◆ AIM ◆
Each line containing the word "ffffff" must be reported.

◆ DATA FOR THE TASK ◆
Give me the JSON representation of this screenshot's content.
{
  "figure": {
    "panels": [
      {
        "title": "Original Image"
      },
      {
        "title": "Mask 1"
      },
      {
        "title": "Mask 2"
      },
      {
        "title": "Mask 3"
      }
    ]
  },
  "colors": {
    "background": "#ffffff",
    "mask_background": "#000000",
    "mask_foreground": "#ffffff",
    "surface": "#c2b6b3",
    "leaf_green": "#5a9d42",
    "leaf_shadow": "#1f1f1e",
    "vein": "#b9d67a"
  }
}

◆ ANSWER BELOW ◆
    "background": "#ffffff",
    "mask_foreground": "#ffffff",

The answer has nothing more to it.